Exercise prompt: Below are the records; pull every line that includes "this".
::: Records provided
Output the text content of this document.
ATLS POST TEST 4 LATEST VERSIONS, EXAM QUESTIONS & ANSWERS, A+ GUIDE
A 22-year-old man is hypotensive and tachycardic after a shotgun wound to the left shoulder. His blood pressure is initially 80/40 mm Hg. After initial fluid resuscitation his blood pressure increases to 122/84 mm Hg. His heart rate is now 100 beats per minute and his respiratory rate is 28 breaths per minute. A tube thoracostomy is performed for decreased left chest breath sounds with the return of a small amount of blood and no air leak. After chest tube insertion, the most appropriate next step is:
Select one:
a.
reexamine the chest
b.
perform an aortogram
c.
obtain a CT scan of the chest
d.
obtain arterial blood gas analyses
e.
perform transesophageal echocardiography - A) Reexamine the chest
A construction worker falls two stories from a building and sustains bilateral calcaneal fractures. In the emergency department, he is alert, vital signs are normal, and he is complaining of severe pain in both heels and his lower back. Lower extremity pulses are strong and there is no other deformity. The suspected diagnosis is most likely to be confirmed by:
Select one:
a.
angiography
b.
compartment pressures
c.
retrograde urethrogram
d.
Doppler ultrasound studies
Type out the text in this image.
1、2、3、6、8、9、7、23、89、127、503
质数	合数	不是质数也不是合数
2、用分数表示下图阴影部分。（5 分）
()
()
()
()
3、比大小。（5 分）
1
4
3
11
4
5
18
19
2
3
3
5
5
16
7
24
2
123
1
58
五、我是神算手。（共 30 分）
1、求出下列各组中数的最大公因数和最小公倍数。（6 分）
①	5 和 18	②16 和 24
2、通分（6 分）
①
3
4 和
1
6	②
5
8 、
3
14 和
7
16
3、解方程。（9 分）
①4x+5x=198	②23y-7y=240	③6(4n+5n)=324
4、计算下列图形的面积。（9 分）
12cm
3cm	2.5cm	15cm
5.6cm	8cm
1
::::::
Finished answer:
Output the text content of this document.
Type out the text in this image.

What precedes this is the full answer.